[Exercise]:
Below are records to be output exactly, every one of them.

........

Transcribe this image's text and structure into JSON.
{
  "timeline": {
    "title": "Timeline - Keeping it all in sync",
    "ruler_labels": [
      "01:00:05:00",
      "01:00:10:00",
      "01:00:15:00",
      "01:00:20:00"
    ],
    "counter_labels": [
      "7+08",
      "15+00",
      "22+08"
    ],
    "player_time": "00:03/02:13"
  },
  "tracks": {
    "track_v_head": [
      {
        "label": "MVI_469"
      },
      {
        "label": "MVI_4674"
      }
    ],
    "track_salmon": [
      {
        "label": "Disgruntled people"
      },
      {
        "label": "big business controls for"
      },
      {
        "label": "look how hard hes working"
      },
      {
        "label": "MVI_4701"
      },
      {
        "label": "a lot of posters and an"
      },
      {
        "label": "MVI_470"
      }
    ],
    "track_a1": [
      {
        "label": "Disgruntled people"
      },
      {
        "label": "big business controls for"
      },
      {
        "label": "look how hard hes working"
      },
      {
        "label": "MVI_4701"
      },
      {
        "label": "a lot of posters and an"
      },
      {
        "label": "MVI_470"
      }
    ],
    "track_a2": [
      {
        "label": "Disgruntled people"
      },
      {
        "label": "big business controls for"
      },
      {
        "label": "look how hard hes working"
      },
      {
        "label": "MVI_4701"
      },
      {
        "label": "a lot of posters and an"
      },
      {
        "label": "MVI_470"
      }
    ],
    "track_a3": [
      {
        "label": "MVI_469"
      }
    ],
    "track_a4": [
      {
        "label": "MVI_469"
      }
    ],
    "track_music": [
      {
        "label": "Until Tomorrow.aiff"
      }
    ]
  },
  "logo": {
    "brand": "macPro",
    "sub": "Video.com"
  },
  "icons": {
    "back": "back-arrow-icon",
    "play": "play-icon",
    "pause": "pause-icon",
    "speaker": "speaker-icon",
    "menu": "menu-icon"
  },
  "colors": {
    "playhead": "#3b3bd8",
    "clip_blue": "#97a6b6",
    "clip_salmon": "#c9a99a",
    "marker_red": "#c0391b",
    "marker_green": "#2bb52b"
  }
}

........

[Problem solution]:
Transcribe this image's text and structure into JSON.
{
  "timeline": {
    "title": "Timeline - Keeping it all in sync",
    "ruler_labels": [
      "01:00:05:00",
      "01:00:10:00",
      "01:00:15:00",
      "01:00:20:00"
    ],
    "counter_labels": [
      "7+08",
      "15+00",
      "22+08"
    ],
    "player_time": "00:03/02:13"
  },
  "tracks": {
    "track_v_head": [
      {
        "label": "MVI_469"
      },
      {
        "label": "MVI_4674"
      }
    ],
    "track_salmon": [
      {
        "label": "Disgruntled people"
      },
      {
        "label": "big business controls for"
      },
      {
        "label": "look how hard hes working"
      },
      {
        "label": "MVI_4701"
      },
      {
        "label": "a lot of posters and an"
      },
      {
        "label": "MVI_470"
      }
    ],
    "track_a1": [
      {
        "label": "Disgruntled people"
      },
      {
        "label": "big business controls for"
      },
      {
        "label": "look how hard hes working"
      },
      {
        "label": "MVI_4701"
      },
      {
        "label": "a lot of posters and an"
      },
      {
        "label": "MVI_470"
      }
    ],
    "track_a2": [
      {
        "label": "Disgruntled people"
      },
      {
        "label": "big business controls for"
      },
      {
        "label": "look how hard hes working"
      },
      {
        "label": "MVI_4701"
      },
      {
        "label": "a lot of posters and an"
      },
      {
        "label": "MVI_470"
      }
    ],
    "track_a3": [
      {
        "label": "MVI_469"
      }
    ],
    "track_a4": [
      {
        "label": "MVI_469"
      }
    ],
    "track_music": [
      {
        "label": "Until Tomorrow.aiff"
      }
    ]
  },
  "logo": {
    "brand": "macPro",
    "sub": "Video.com"
  },
  "icons": {
    "back": "back-arrow-icon",
    "play": "play-icon",
    "pause": "pause-icon",
    "speaker": "speaker-icon",
    "menu": "menu-icon"
  },
  "colors": {
    "playhead": "#3b3bd8",
    "clip_blue": "#97a6b6",
    "clip_salmon": "#c9a99a",
    "marker_red": "#c0391b",
    "marker_green": "#2bb52b"
  }
}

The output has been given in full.